[Your goal]
The required lines are those that contain "jpeg"; pull them out of the data and copy them.

[Extracted records]

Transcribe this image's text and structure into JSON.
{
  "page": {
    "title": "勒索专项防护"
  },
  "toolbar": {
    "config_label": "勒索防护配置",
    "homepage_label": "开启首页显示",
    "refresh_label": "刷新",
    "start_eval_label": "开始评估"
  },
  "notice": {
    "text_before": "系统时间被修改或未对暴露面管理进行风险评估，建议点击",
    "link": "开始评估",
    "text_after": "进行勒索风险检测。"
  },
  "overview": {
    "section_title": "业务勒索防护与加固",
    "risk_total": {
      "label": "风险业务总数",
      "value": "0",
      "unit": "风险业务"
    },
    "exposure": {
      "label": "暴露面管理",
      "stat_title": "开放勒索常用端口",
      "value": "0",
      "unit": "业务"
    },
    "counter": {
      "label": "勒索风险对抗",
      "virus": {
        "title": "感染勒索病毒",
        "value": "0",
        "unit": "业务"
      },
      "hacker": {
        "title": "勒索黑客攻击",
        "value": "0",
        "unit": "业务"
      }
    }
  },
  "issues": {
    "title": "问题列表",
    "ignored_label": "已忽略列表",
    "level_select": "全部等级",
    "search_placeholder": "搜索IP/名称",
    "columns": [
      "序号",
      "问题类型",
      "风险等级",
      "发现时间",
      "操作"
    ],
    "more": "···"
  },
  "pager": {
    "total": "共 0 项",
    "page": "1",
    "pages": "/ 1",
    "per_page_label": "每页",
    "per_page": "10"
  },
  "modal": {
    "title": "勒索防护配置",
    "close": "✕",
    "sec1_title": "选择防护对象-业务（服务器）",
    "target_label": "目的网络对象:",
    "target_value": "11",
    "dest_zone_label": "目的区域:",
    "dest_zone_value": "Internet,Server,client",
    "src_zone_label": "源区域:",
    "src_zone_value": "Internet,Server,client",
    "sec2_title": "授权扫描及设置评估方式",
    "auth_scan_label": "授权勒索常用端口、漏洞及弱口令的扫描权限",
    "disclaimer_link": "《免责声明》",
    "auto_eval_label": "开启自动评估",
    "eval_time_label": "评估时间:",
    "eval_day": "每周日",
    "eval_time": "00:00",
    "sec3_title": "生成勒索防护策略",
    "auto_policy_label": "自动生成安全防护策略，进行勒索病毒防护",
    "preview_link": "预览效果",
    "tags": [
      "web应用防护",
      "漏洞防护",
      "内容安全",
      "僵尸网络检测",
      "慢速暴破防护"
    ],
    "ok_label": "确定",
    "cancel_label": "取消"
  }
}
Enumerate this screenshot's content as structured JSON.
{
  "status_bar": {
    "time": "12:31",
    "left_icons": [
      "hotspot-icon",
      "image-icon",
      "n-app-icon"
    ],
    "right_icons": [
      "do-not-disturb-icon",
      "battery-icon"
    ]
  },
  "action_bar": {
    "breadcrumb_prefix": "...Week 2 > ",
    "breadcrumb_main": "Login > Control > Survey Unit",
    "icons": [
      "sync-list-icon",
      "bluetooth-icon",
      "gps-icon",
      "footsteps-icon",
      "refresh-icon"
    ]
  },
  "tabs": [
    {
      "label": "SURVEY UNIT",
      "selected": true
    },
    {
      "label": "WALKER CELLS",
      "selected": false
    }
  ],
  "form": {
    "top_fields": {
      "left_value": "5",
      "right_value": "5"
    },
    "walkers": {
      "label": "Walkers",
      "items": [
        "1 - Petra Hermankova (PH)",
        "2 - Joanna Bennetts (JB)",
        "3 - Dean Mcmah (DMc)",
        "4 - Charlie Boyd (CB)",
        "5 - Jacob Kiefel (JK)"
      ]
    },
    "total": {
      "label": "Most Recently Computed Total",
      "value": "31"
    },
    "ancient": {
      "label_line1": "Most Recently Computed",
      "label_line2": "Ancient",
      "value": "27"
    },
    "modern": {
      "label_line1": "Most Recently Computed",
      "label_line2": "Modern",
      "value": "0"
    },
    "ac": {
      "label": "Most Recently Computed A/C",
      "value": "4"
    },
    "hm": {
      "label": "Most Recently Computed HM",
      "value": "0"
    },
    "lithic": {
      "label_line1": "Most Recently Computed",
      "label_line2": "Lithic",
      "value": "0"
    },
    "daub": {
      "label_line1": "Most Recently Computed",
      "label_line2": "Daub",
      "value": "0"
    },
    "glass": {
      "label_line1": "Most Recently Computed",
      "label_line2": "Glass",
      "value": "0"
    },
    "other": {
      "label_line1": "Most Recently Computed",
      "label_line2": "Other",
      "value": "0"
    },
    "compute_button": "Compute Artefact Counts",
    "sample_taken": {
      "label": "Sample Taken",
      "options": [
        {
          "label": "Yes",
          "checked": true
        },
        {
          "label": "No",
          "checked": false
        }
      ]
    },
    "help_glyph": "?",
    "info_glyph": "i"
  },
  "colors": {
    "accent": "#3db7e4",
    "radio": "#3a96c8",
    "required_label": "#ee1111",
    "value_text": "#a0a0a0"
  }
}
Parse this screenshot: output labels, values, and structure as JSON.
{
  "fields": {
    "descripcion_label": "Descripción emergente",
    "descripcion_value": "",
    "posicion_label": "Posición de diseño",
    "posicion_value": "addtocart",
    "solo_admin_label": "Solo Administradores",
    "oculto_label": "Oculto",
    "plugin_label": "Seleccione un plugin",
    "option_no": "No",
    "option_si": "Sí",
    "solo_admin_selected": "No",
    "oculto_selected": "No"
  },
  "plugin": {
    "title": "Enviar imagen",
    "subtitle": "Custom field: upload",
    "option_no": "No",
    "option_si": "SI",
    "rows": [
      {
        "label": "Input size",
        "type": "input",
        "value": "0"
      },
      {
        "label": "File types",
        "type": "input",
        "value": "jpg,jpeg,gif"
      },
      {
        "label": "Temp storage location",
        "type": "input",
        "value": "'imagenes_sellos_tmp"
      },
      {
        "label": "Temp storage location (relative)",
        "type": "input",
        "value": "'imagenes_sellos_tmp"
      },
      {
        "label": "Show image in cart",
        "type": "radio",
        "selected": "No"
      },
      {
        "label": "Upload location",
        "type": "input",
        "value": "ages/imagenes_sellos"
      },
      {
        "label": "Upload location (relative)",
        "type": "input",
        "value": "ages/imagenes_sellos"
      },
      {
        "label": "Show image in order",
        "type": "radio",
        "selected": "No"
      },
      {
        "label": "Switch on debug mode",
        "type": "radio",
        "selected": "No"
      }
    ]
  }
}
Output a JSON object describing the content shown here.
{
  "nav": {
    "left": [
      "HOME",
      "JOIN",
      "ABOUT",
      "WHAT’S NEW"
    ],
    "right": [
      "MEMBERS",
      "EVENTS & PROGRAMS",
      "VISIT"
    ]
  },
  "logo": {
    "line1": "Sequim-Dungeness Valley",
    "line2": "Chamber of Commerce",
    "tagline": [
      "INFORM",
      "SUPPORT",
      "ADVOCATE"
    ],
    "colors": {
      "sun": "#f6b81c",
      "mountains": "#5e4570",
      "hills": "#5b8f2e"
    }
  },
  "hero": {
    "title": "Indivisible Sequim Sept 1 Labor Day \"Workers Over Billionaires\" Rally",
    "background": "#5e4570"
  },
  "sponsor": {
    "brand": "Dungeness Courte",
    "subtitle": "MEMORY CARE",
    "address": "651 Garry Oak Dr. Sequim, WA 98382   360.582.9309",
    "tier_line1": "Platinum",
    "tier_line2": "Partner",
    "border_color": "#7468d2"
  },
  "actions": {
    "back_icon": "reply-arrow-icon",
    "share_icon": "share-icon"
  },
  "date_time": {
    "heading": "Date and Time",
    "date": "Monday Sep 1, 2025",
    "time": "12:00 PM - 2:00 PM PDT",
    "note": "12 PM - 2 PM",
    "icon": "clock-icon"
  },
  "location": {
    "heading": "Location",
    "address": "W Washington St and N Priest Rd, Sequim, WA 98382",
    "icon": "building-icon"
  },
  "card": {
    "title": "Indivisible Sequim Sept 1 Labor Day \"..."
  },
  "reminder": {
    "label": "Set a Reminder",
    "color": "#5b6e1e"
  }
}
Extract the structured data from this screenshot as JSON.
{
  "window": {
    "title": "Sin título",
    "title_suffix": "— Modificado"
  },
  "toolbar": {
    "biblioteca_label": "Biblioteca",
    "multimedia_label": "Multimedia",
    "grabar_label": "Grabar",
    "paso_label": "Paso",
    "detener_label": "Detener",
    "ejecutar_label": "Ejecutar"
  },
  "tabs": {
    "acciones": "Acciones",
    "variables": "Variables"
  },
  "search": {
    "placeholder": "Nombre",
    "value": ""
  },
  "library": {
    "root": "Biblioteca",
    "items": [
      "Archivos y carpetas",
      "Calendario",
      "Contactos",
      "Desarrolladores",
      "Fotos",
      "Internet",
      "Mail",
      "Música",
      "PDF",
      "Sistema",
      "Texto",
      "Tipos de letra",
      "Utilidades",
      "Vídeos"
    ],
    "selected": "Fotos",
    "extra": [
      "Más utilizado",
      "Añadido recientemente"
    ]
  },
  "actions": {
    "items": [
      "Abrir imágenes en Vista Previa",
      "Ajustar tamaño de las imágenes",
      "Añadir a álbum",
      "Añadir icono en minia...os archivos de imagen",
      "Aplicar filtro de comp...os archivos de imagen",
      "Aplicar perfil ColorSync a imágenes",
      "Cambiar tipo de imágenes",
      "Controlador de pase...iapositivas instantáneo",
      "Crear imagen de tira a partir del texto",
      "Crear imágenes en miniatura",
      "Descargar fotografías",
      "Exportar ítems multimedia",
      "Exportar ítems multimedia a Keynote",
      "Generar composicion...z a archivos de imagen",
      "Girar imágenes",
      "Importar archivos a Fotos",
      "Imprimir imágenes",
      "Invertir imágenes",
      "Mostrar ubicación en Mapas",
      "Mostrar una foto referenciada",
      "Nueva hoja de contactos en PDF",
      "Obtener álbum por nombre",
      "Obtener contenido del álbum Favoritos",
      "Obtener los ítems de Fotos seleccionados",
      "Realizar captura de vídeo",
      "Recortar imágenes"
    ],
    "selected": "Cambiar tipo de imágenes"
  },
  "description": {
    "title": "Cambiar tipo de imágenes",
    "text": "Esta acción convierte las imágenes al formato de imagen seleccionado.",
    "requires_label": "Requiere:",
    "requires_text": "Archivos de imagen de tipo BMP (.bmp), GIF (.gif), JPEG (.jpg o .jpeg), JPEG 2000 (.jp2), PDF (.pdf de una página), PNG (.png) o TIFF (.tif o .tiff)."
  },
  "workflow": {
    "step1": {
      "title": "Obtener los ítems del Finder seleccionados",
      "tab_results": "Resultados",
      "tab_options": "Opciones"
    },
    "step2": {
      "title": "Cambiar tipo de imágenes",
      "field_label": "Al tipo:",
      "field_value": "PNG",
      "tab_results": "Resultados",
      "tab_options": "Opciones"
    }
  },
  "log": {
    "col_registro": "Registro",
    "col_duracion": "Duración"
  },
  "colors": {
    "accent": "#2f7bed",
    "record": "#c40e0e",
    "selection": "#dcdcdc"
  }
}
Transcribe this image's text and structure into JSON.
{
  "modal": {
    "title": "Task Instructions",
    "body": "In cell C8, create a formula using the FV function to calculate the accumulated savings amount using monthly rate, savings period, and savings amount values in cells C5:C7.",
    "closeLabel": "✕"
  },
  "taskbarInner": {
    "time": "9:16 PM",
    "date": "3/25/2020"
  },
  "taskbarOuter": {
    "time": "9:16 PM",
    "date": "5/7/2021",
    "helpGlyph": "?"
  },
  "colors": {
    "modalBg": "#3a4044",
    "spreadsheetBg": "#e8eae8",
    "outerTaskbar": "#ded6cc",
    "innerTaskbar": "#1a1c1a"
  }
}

[The completed task]
        "value": "jpg,jpeg,gif"
    "requires_text": "Archivos de imagen de tipo BMP (.bmp), GIF (.gif), JPEG (.jpg o .jpeg), JPEG 2000 (.jp2), PDF (.pdf de una página), PNG (.png) o TIFF (.tif o .tiff)."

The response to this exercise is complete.